• [What to do]:
Copy out the entries word for word, starting at the line that contains "chevron-down-icon: ⌄ — [1115, 164, 1123, 174]" and ending at the line that contains "legend-sus: Convênio SUS", including both of those lines.

• [Dataset extract]:
=====

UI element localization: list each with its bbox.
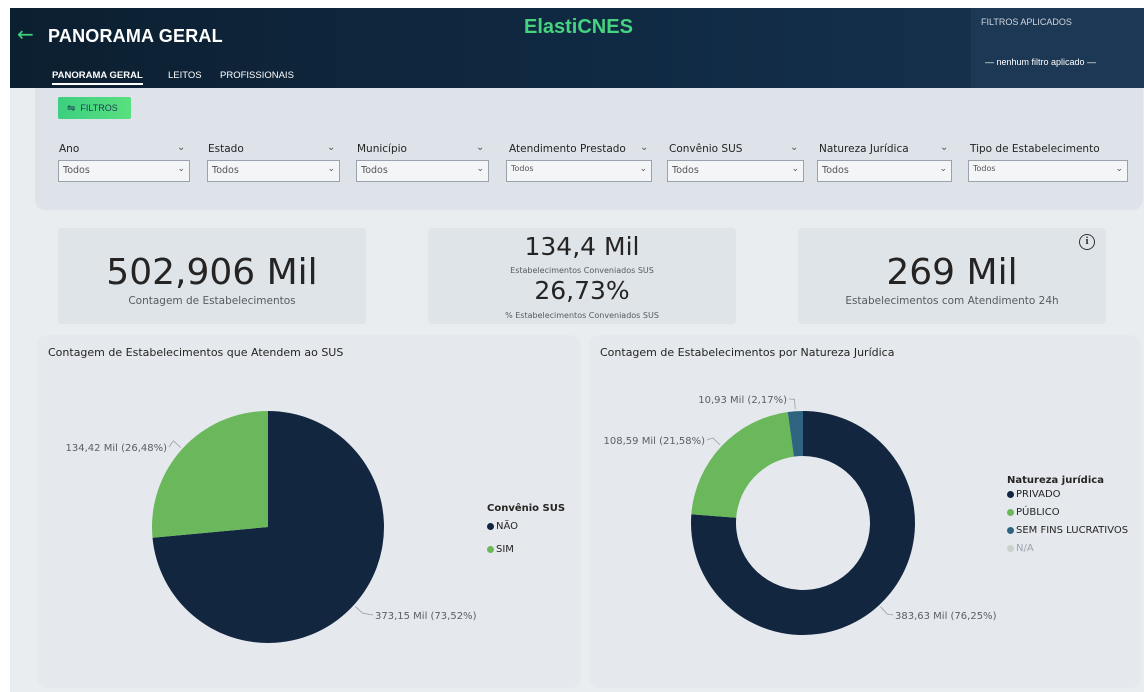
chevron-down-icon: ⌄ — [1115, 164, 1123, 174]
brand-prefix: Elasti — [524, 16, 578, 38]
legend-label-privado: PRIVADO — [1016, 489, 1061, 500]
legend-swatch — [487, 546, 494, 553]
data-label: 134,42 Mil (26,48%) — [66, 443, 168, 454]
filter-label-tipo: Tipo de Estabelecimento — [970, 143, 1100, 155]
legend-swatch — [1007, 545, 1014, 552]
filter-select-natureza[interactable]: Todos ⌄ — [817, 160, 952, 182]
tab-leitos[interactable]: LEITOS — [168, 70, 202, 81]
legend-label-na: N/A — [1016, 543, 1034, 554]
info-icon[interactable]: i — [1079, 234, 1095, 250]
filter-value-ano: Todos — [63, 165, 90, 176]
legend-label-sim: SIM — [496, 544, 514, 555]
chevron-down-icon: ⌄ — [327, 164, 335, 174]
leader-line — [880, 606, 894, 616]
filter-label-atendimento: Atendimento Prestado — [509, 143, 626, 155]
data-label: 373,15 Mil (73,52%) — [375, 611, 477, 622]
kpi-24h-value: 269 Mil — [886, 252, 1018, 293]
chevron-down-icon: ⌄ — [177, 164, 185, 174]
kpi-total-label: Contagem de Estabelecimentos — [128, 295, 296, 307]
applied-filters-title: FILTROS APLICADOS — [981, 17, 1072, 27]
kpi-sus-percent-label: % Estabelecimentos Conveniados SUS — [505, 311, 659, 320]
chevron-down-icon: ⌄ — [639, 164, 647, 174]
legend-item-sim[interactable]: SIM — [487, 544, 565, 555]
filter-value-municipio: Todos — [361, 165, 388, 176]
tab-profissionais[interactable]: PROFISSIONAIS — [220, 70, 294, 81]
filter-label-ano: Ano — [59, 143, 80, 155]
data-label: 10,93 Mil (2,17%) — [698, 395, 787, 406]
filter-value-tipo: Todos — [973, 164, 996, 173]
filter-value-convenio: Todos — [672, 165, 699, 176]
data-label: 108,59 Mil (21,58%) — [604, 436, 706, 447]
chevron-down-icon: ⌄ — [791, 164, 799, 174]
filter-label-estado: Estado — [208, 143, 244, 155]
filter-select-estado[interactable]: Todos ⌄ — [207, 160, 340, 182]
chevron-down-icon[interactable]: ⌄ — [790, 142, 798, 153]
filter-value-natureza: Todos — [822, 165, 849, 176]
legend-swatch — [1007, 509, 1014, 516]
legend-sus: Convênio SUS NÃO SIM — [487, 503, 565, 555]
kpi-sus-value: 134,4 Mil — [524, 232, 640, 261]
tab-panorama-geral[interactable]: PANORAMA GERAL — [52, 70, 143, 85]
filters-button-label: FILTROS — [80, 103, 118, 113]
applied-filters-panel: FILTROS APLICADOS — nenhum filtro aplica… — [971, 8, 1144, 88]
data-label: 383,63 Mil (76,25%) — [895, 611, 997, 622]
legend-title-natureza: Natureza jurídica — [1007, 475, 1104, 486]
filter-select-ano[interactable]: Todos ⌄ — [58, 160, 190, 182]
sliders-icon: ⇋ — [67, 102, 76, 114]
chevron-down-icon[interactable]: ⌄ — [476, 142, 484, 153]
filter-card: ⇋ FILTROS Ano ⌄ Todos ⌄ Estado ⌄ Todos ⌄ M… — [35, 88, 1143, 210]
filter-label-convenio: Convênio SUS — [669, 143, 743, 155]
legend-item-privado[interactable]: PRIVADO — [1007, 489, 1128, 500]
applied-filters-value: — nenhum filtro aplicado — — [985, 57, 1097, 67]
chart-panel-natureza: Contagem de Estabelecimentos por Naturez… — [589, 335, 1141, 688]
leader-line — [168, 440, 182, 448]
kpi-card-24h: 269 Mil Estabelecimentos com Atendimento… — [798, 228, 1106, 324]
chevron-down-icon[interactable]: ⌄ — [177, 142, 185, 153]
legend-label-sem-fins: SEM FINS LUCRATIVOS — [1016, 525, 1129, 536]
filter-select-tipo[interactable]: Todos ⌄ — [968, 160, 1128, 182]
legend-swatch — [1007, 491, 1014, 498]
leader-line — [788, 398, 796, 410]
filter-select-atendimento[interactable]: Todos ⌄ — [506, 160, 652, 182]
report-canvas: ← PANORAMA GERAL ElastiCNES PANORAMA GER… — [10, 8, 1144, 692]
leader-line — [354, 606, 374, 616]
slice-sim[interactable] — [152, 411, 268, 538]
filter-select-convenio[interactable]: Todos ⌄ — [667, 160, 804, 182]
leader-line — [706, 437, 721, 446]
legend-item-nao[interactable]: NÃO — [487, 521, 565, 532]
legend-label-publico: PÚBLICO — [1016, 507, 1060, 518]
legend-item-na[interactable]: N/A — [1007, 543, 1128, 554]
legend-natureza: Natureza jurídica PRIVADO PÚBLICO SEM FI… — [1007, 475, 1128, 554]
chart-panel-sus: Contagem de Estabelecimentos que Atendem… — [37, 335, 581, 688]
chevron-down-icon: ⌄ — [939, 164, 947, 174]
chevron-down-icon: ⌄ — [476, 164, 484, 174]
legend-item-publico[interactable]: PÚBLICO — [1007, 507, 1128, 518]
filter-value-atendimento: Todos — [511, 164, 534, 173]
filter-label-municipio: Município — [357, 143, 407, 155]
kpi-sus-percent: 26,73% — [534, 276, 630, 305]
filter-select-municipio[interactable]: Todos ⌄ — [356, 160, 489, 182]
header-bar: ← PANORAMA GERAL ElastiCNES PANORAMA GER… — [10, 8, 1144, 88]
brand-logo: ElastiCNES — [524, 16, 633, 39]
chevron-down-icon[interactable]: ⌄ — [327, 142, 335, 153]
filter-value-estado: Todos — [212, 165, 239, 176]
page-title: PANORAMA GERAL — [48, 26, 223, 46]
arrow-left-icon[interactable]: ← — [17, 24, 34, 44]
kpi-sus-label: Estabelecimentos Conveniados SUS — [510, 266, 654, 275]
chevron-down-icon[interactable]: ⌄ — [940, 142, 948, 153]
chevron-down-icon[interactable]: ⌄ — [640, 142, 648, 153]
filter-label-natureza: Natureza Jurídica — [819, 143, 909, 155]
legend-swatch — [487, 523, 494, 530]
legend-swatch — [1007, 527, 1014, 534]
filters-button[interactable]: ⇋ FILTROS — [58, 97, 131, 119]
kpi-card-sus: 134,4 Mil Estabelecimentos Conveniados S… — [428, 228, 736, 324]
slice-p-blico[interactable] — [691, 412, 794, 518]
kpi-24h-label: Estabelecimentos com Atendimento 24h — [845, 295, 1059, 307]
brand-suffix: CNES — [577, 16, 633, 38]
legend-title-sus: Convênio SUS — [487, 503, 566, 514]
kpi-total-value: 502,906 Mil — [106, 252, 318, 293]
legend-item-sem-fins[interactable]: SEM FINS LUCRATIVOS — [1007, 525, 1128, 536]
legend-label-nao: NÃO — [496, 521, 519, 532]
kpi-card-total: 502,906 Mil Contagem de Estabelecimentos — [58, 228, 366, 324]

=====

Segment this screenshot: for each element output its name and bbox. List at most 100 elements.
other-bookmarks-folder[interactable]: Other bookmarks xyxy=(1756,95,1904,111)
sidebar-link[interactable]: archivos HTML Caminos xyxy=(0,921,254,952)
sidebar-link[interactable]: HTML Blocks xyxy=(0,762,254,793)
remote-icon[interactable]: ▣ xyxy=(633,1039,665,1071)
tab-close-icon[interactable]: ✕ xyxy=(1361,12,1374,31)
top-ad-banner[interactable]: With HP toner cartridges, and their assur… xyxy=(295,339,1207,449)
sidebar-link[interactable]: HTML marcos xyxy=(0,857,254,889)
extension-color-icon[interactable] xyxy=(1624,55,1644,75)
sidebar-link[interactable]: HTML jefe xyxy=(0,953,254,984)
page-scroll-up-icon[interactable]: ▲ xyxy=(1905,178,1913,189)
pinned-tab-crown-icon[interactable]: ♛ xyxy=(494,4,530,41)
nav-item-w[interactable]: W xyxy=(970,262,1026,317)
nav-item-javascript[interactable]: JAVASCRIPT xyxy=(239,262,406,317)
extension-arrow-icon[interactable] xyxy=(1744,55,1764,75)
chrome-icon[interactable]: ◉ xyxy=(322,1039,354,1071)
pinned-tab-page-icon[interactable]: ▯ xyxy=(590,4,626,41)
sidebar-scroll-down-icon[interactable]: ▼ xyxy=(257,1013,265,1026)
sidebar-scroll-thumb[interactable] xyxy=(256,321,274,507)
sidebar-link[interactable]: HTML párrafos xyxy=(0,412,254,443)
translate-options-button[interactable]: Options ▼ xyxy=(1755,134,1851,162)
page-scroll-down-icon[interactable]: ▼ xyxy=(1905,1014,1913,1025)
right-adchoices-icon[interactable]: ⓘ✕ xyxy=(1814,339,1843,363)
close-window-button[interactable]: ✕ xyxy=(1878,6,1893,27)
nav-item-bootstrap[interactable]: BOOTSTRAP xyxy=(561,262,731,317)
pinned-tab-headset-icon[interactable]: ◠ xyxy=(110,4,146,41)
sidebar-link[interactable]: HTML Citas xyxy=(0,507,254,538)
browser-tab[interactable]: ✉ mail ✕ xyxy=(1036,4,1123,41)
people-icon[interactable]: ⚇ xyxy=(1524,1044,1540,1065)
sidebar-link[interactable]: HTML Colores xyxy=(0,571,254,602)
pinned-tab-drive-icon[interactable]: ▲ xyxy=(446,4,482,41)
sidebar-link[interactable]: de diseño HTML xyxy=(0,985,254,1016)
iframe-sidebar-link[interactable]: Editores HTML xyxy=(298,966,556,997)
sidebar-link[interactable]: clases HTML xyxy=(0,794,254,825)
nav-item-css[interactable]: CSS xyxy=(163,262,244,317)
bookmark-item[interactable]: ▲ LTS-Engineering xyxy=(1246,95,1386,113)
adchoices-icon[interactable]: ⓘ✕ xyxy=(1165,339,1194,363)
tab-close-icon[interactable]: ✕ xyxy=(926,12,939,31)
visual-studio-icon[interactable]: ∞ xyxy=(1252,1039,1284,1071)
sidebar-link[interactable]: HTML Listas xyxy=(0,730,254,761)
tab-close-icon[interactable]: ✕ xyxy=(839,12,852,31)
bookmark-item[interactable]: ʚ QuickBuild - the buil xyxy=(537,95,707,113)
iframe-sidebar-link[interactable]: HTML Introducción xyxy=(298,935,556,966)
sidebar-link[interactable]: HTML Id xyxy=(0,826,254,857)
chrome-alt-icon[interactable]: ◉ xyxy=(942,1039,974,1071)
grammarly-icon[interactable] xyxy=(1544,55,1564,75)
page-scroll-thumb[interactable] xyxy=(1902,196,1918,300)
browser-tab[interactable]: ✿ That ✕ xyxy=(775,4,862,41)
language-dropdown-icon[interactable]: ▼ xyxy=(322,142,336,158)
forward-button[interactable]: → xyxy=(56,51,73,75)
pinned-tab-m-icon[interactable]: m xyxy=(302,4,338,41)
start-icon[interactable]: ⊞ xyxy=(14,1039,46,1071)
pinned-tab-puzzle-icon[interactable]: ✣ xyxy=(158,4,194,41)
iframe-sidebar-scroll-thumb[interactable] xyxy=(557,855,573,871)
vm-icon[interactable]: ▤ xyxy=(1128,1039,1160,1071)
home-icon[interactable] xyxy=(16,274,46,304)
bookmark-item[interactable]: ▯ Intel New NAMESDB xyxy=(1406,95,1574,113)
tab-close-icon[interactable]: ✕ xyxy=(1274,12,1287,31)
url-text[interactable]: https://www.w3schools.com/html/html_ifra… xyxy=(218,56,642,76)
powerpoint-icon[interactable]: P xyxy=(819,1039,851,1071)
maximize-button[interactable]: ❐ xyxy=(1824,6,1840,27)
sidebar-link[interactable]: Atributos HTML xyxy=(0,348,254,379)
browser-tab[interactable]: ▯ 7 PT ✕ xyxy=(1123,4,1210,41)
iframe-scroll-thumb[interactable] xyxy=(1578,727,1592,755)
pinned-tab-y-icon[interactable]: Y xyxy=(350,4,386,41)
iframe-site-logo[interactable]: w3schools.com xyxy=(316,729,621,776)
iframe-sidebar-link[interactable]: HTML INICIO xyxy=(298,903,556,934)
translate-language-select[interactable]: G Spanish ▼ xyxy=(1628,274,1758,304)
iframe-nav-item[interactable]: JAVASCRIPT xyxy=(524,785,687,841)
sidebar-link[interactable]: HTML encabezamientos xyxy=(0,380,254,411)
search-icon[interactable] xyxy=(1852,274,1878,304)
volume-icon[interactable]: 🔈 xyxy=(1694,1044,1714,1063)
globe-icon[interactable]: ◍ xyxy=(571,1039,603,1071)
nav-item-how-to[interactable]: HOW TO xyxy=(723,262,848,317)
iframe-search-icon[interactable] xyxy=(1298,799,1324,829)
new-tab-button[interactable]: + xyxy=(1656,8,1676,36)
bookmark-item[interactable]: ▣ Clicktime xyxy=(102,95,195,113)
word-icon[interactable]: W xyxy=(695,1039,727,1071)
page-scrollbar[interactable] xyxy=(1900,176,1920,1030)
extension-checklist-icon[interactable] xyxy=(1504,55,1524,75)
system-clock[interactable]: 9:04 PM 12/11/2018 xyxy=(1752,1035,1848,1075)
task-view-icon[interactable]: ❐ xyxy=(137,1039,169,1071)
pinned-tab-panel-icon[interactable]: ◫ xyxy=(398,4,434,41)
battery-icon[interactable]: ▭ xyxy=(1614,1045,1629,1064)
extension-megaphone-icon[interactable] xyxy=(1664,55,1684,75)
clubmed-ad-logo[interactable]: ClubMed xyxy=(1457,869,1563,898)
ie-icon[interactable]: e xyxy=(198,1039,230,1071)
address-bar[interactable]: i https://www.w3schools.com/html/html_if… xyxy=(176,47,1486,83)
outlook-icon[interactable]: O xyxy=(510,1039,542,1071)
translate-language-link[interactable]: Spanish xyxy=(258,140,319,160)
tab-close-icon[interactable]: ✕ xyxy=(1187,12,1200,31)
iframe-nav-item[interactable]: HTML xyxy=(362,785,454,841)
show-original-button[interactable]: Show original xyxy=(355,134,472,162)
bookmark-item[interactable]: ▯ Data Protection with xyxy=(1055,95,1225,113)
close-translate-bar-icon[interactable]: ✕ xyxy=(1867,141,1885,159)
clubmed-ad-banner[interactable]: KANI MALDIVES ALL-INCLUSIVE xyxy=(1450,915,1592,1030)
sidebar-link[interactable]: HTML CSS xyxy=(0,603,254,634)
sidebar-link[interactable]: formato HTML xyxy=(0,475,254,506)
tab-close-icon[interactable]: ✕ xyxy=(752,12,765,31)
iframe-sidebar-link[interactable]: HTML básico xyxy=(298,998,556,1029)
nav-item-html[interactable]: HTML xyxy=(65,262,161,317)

=====

• [Correct answer]:
chevron-down-icon: ⌄ — [1115, 164, 1123, 174]
brand-prefix: Elasti — [524, 16, 578, 38]
legend-label-privado: PRIVADO — [1016, 489, 1061, 500]
legend-swatch — [487, 546, 494, 553]
data-label: 134,42 Mil (26,48%) — [66, 443, 168, 454]
filter-label-tipo: Tipo de Estabelecimento — [970, 143, 1100, 155]
legend-swatch — [1007, 545, 1014, 552]
filter-select-natureza[interactable]: Todos ⌄ — [817, 160, 952, 182]
tab-leitos[interactable]: LEITOS — [168, 70, 202, 81]
legend-label-na: N/A — [1016, 543, 1034, 554]
info-icon[interactable]: i — [1079, 234, 1095, 250]
filter-value-ano: Todos — [63, 165, 90, 176]
legend-label-sim: SIM — [496, 544, 514, 555]
chevron-down-icon: ⌄ — [327, 164, 335, 174]
leader-line — [880, 606, 894, 616]
filter-label-atendimento: Atendimento Prestado — [509, 143, 626, 155]
data-label: 373,15 Mil (73,52%) — [375, 611, 477, 622]
kpi-24h-value: 269 Mil — [886, 252, 1018, 293]
chevron-down-icon: ⌄ — [177, 164, 185, 174]
kpi-total-label: Contagem de Estabelecimentos — [128, 295, 296, 307]
applied-filters-title: FILTROS APLICADOS — [981, 17, 1072, 27]
kpi-sus-percent-label: % Estabelecimentos Conveniados SUS — [505, 311, 659, 320]
chevron-down-icon: ⌄ — [639, 164, 647, 174]
legend-item-sim[interactable]: SIM — [487, 544, 565, 555]
filter-value-municipio: Todos — [361, 165, 388, 176]
tab-profissionais[interactable]: PROFISSIONAIS — [220, 70, 294, 81]
filter-label-ano: Ano — [59, 143, 80, 155]
data-label: 10,93 Mil (2,17%) — [698, 395, 787, 406]
filter-value-tipo: Todos — [973, 164, 996, 173]
filter-value-convenio: Todos — [672, 165, 699, 176]
data-label: 108,59 Mil (21,58%) — [604, 436, 706, 447]
chevron-down-icon: ⌄ — [791, 164, 799, 174]
filter-label-estado: Estado — [208, 143, 244, 155]
filter-select-estado[interactable]: Todos ⌄ — [207, 160, 340, 182]
chevron-down-icon[interactable]: ⌄ — [790, 142, 798, 153]
filter-value-natureza: Todos — [822, 165, 849, 176]
legend-swatch — [1007, 509, 1014, 516]
legend-sus: Convênio SUS NÃO SIM — [487, 503, 565, 555]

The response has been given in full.